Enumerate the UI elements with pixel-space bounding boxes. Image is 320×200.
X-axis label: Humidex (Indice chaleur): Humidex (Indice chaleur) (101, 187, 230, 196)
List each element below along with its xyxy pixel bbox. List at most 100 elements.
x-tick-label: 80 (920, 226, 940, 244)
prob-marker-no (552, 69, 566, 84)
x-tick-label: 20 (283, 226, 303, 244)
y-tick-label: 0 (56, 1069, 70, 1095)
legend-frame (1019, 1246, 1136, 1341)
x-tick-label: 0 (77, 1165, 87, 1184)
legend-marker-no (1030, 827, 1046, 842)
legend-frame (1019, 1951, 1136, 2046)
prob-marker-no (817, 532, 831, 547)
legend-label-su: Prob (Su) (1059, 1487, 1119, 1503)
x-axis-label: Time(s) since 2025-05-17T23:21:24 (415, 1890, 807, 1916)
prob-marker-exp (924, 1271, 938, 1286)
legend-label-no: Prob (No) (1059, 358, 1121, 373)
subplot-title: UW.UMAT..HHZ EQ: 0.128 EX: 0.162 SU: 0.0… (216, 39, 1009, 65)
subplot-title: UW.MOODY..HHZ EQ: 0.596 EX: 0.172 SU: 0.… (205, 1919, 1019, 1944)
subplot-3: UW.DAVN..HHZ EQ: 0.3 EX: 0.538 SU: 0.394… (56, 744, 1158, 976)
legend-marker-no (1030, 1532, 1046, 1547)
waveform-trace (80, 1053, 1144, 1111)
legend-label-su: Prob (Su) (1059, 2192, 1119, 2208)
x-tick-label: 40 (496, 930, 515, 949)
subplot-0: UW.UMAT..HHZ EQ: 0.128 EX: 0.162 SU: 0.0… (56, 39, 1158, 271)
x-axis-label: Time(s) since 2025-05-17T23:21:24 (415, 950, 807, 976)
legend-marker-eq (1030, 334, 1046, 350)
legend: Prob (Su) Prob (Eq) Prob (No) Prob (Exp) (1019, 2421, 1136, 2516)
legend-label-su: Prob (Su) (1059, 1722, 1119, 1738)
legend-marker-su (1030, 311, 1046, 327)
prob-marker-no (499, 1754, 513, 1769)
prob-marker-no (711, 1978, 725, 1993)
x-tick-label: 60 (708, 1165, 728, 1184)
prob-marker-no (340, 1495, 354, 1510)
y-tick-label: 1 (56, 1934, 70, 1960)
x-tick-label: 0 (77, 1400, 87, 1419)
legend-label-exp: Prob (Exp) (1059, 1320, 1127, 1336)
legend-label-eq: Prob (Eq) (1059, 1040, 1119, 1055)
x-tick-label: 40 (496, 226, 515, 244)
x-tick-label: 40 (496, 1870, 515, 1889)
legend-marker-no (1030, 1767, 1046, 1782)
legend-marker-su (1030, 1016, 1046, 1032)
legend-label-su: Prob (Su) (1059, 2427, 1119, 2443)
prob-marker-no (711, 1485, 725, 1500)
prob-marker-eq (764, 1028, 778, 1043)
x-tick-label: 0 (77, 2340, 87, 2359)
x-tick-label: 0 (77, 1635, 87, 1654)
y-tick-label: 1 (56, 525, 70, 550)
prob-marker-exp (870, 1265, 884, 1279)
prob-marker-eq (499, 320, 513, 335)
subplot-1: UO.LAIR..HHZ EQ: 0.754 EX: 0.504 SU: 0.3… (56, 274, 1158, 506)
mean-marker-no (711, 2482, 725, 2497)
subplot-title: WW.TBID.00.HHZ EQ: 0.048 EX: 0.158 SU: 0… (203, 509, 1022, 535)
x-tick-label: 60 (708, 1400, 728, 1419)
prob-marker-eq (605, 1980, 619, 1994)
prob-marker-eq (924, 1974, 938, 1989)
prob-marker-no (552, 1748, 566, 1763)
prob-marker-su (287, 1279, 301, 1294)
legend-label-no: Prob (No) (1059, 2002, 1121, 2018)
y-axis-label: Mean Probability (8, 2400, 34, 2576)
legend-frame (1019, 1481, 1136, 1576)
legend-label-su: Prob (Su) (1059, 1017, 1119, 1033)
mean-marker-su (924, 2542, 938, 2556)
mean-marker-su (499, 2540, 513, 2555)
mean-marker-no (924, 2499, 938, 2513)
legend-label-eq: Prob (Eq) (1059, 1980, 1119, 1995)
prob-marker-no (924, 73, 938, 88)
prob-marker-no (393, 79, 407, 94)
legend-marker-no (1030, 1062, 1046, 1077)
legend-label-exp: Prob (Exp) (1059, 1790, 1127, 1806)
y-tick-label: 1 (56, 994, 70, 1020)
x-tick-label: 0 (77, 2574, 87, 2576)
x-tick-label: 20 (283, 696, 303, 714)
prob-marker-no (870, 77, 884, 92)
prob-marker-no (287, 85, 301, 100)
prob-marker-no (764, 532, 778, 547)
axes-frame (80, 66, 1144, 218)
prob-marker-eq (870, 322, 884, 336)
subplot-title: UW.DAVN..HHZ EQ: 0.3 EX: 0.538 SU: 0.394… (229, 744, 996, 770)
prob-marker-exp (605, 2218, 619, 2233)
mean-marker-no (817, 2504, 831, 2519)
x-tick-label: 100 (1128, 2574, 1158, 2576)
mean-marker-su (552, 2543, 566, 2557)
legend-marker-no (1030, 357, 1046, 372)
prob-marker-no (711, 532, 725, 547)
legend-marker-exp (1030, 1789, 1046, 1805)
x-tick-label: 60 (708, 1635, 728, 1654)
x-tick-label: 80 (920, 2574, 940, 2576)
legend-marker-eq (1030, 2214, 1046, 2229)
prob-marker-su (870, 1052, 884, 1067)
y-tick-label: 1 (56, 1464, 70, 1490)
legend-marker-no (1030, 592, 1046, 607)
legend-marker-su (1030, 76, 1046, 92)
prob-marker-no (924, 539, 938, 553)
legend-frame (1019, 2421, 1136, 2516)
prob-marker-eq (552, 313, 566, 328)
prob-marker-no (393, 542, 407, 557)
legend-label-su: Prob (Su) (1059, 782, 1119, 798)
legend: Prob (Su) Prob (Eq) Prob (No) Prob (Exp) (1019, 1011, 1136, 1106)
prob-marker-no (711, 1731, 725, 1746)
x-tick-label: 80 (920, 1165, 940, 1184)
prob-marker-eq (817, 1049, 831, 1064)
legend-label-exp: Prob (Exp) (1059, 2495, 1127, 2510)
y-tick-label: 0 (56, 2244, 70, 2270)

····················

PROBLEM DETAILS -> Please copy the data verbatim, from its first line through the line containing "x-tick-label: 20 (283, 226, 303, 244)", including both of those lines.

THE SOLUTION ->
Enumerate the UI elements with pixel-space bounding boxes. Image is 320×200.
X-axis label: Humidex (Indice chaleur): Humidex (Indice chaleur) (101, 187, 230, 196)
List each element below along with its xyxy pixel bbox. List at most 100 elements.
x-tick-label: 80 (920, 226, 940, 244)
prob-marker-no (552, 69, 566, 84)
x-tick-label: 20 (283, 226, 303, 244)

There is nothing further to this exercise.